Dataset items:
##########
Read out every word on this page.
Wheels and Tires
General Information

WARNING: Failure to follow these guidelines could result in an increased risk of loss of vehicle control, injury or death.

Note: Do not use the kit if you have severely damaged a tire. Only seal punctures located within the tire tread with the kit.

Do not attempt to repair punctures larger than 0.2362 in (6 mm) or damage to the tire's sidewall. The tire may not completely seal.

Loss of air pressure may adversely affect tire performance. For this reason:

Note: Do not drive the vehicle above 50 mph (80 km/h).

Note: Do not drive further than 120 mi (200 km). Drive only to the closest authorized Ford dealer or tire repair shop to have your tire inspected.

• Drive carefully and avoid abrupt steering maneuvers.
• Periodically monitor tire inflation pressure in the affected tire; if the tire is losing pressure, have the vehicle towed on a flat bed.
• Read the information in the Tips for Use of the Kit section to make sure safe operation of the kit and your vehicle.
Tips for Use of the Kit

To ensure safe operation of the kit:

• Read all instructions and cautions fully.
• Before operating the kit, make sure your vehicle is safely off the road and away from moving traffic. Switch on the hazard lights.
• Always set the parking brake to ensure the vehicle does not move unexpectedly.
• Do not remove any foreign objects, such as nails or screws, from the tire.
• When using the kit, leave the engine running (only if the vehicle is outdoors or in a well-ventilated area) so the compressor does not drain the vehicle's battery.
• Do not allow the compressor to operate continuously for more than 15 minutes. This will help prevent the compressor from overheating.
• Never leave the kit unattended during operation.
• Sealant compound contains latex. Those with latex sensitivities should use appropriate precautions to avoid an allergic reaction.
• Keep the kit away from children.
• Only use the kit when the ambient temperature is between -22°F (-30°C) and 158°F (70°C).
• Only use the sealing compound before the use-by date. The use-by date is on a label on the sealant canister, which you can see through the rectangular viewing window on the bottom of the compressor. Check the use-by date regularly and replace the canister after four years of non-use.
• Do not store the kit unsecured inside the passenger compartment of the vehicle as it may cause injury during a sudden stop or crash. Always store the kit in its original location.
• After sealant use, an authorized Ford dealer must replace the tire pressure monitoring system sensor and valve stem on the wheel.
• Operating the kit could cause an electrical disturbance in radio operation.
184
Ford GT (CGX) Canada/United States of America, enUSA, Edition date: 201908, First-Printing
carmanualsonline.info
##########
The exercise: Where a line of the records above holds the word "could", copy that line.

In response:
WARNING: Failure to follow these guidelines could result in an increased risk of loss of vehicle control, injury or death.
• Operating the kit could cause an electrical disturbance in radio operation.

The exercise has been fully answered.